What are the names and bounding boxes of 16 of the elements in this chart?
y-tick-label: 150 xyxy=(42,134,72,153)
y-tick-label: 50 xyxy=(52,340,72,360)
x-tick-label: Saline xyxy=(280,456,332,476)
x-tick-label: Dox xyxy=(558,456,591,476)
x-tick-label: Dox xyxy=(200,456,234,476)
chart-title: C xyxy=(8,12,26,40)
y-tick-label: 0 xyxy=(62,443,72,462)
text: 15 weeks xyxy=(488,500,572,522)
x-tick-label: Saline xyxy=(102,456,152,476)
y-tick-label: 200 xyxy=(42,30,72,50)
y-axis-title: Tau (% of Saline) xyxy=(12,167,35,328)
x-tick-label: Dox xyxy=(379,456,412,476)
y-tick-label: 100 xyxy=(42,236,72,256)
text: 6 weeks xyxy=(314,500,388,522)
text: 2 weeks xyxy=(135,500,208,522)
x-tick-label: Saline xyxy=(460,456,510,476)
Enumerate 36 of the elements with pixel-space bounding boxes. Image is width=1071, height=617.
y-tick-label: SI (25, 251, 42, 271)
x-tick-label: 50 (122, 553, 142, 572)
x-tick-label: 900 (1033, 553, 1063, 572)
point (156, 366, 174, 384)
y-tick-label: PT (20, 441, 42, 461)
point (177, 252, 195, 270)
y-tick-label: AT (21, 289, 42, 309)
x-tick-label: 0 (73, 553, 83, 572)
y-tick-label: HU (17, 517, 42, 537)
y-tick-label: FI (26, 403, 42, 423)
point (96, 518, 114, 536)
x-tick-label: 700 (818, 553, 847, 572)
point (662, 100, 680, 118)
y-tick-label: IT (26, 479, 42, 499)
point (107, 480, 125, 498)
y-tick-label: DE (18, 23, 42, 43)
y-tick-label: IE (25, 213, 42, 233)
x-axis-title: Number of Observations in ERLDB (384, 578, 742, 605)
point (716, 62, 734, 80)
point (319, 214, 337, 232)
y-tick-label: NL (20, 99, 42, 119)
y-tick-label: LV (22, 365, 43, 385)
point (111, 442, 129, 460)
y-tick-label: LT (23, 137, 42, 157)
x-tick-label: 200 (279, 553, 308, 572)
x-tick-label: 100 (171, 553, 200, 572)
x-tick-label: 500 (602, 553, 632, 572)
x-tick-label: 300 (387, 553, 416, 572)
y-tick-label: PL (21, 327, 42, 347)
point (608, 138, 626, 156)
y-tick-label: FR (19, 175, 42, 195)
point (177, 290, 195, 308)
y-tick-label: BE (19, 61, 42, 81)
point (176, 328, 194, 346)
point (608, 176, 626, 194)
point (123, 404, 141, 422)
= = = =
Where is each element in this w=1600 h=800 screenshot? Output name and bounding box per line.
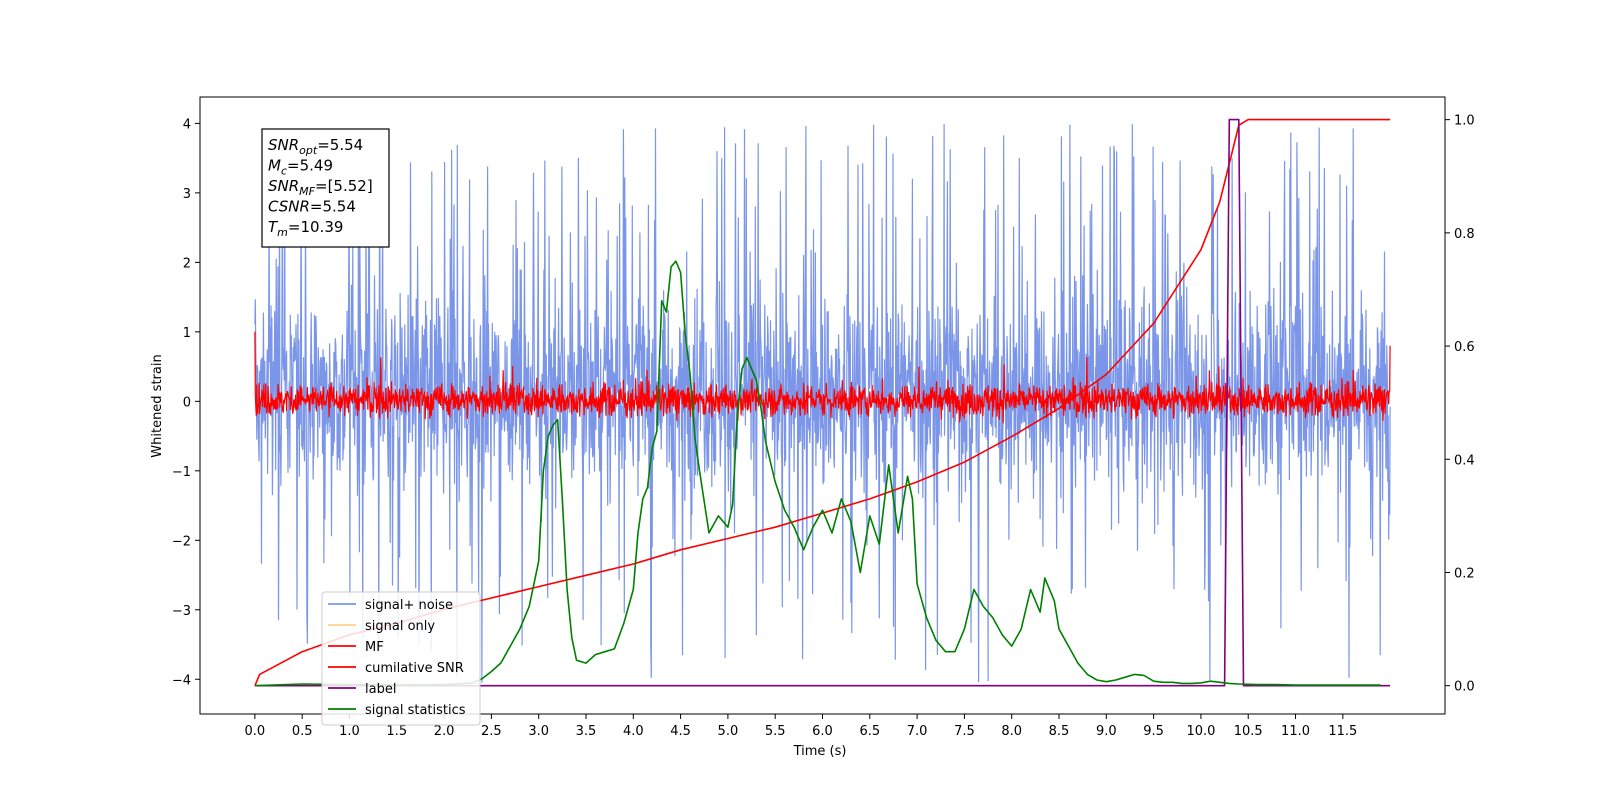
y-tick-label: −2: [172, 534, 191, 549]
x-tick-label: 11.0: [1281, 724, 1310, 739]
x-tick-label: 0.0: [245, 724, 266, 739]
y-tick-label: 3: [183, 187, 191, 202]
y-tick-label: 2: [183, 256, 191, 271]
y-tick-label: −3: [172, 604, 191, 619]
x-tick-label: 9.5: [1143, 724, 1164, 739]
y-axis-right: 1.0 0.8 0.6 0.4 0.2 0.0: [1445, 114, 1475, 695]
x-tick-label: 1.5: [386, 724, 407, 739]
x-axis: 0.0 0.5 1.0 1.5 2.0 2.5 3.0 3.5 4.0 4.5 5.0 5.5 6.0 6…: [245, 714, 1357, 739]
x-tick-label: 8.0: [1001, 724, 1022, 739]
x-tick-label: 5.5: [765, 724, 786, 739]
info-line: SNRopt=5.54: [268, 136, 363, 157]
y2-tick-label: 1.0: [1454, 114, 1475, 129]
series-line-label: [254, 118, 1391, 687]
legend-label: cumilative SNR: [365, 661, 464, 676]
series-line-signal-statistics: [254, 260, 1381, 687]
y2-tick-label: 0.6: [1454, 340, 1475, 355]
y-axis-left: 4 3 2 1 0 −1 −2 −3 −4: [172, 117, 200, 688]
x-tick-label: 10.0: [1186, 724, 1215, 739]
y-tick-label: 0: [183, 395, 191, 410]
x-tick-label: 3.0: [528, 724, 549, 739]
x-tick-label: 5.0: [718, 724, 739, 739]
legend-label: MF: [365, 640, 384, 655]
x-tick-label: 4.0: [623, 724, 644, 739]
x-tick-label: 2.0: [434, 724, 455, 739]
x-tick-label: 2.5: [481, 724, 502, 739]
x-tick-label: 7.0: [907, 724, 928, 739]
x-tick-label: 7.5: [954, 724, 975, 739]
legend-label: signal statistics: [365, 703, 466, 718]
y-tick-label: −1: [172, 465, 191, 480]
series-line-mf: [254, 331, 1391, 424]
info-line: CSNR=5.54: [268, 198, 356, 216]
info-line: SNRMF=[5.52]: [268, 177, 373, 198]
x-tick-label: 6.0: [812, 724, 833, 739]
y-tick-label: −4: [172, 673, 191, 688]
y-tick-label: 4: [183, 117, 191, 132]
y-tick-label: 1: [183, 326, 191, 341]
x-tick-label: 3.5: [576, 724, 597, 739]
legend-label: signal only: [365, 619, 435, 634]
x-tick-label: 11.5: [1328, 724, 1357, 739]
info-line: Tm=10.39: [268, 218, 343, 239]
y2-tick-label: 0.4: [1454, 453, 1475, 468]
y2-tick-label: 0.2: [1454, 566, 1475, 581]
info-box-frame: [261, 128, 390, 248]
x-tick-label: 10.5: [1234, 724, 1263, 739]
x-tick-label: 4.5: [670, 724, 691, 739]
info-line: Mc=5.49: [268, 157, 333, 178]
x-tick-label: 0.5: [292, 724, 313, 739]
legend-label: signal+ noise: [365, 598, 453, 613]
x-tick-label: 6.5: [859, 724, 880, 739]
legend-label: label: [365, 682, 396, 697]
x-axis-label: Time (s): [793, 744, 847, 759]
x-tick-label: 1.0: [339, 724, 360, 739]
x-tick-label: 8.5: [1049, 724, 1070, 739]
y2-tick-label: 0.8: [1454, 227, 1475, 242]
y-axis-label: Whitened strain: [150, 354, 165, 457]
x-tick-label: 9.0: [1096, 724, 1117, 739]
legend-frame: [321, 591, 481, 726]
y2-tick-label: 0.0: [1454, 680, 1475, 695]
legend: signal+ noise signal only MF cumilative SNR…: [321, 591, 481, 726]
= = = =
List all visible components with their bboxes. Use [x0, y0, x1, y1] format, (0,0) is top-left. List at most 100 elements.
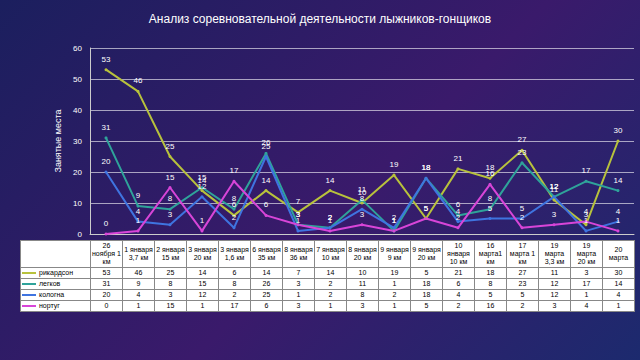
= = = =
• **What you need to do**
Reproduce the entries from the line with "Enumerate 36 of" up to and including the line with "x-tick-label: 0 (73, 553, 83, 572)", copying every line exactly.

• **The reply**
Enumerate 36 of the elements with pixel-space bounding boxes. Image is width=1071, height=617.
y-tick-label: SI (25, 251, 42, 271)
x-tick-label: 50 (122, 553, 142, 572)
x-tick-label: 900 (1033, 553, 1063, 572)
point (156, 366, 174, 384)
y-tick-label: PT (20, 441, 42, 461)
point (177, 252, 195, 270)
y-tick-label: AT (21, 289, 42, 309)
x-tick-label: 0 (73, 553, 83, 572)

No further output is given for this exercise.